- **YOUR TASK**:
Restate each line word for word. Leave out every picture.

- **RECORDS SHOWN**:
··········

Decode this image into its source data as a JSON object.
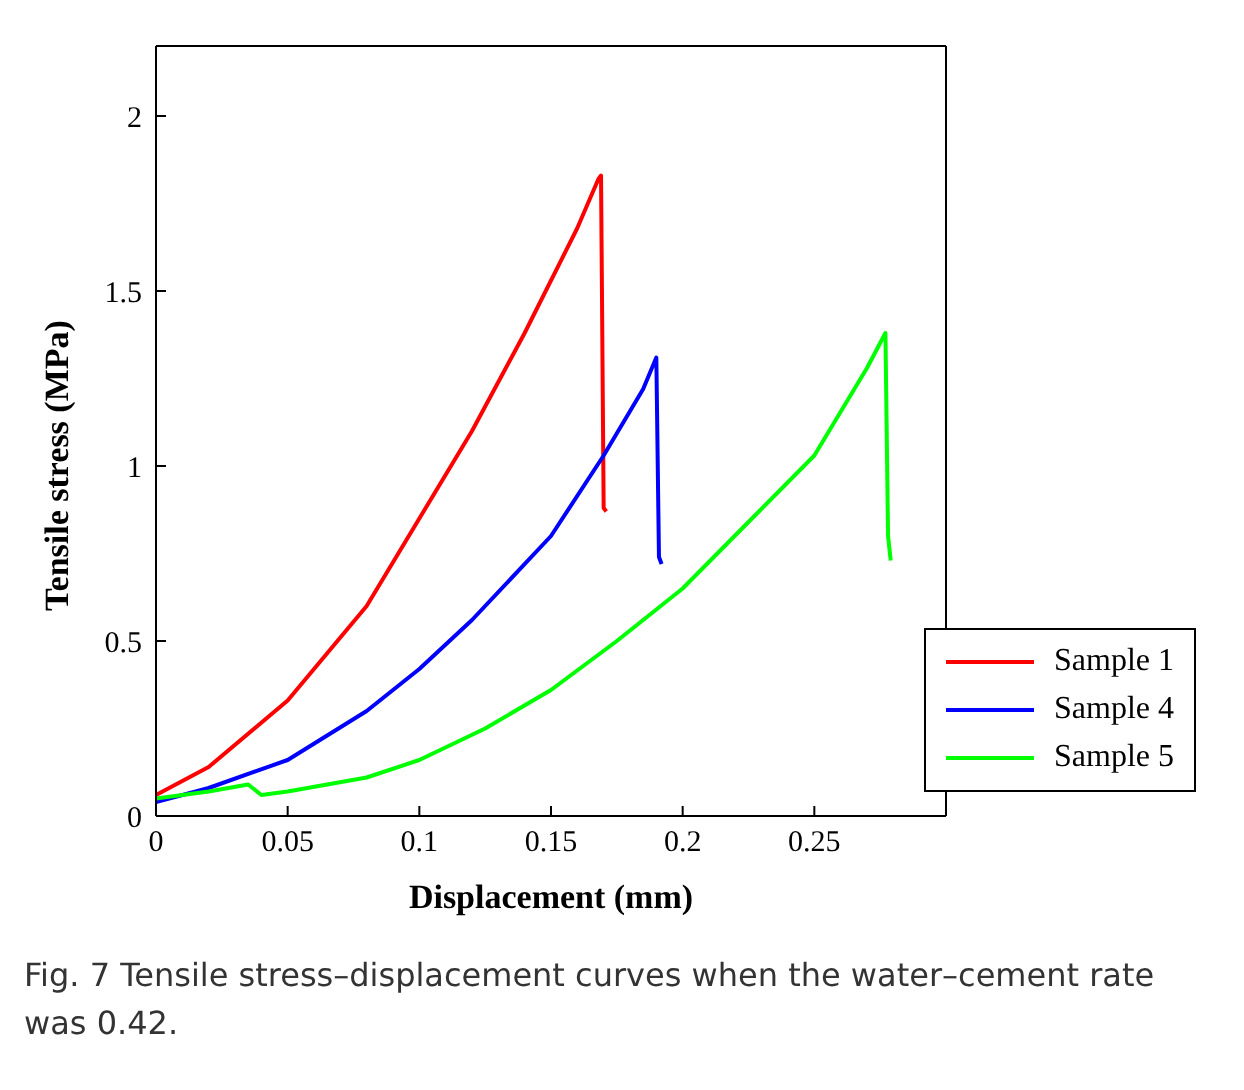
{
  "chart_data": {
    "type": "line",
    "xlabel": "Displacement (mm)",
    "ylabel": "Tensile stress (MPa)",
    "xlim": [
      0,
      0.3
    ],
    "ylim": [
      0,
      2.2
    ],
    "xticks": [
      0,
      0.05,
      0.1,
      0.15,
      0.2,
      0.25
    ],
    "yticks": [
      0,
      0.5,
      1,
      1.5,
      2
    ],
    "grid": false,
    "legend": "bottom right",
    "marker": "none",
    "line_style": "solid",
    "series": [
      {
        "name": "Sample 1",
        "color": "#ff0000",
        "x": [
          0,
          0.02,
          0.05,
          0.08,
          0.1,
          0.12,
          0.14,
          0.16,
          0.168,
          0.169,
          0.17,
          0.171
        ],
        "values": [
          0.06,
          0.14,
          0.33,
          0.6,
          0.85,
          1.1,
          1.38,
          1.68,
          1.82,
          1.83,
          0.88,
          0.87
        ]
      },
      {
        "name": "Sample 4",
        "color": "#0000ff",
        "x": [
          0,
          0.02,
          0.05,
          0.08,
          0.1,
          0.12,
          0.15,
          0.17,
          0.185,
          0.19,
          0.191,
          0.192
        ],
        "values": [
          0.04,
          0.08,
          0.16,
          0.3,
          0.42,
          0.56,
          0.8,
          1.03,
          1.22,
          1.31,
          0.74,
          0.72
        ]
      },
      {
        "name": "Sample 5",
        "color": "#00ff00",
        "x": [
          0,
          0.02,
          0.035,
          0.04,
          0.05,
          0.08,
          0.1,
          0.125,
          0.15,
          0.175,
          0.2,
          0.225,
          0.25,
          0.27,
          0.277,
          0.278,
          0.279
        ],
        "values": [
          0.05,
          0.07,
          0.09,
          0.06,
          0.07,
          0.11,
          0.16,
          0.25,
          0.36,
          0.5,
          0.65,
          0.84,
          1.03,
          1.28,
          1.38,
          0.8,
          0.73
        ]
      }
    ],
    "annotations": [
      "Fig. 7  Tensile stress–displacement curves when the water–cement rate was 0.42."
    ]
  }
}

··········

- **SOLUTION TO THIS TASK**:
Decode this image into its source data as a JSON object.
{
  "chart_data": {
    "type": "line",
    "xlabel": "Displacement (mm)",
    "ylabel": "Tensile stress (MPa)",
    "xlim": [
      0,
      0.3
    ],
    "ylim": [
      0,
      2.2
    ],
    "xticks": [
      0,
      0.05,
      0.1,
      0.15,
      0.2,
      0.25
    ],
    "yticks": [
      0,
      0.5,
      1,
      1.5,
      2
    ],
    "grid": false,
    "legend": "bottom right",
    "marker": "none",
    "line_style": "solid",
    "series": [
      {
        "name": "Sample 1",
        "color": "#ff0000",
        "x": [
          0,
          0.02,
          0.05,
          0.08,
          0.1,
          0.12,
          0.14,
          0.16,
          0.168,
          0.169,
          0.17,
          0.171
        ],
        "values": [
          0.06,
          0.14,
          0.33,
          0.6,
          0.85,
          1.1,
          1.38,
          1.68,
          1.82,
          1.83,
          0.88,
          0.87
        ]
      },
      {
        "name": "Sample 4",
        "color": "#0000ff",
        "x": [
          0,
          0.02,
          0.05,
          0.08,
          0.1,
          0.12,
          0.15,
          0.17,
          0.185,
          0.19,
          0.191,
          0.192
        ],
        "values": [
          0.04,
          0.08,
          0.16,
          0.3,
          0.42,
          0.56,
          0.8,
          1.03,
          1.22,
          1.31,
          0.74,
          0.72
        ]
      },
      {
        "name": "Sample 5",
        "color": "#00ff00",
        "x": [
          0,
          0.02,
          0.035,
          0.04,
          0.05,
          0.08,
          0.1,
          0.125,
          0.15,
          0.175,
          0.2,
          0.225,
          0.25,
          0.27,
          0.277,
          0.278,
          0.279
        ],
        "values": [
          0.05,
          0.07,
          0.09,
          0.06,
          0.07,
          0.11,
          0.16,
          0.25,
          0.36,
          0.5,
          0.65,
          0.84,
          1.03,
          1.28,
          1.38,
          0.8,
          0.73
        ]
      }
    ],
    "annotations": [
      "Fig. 7  Tensile stress–displacement curves when the water–cement rate was 0.42."
    ]
  }
}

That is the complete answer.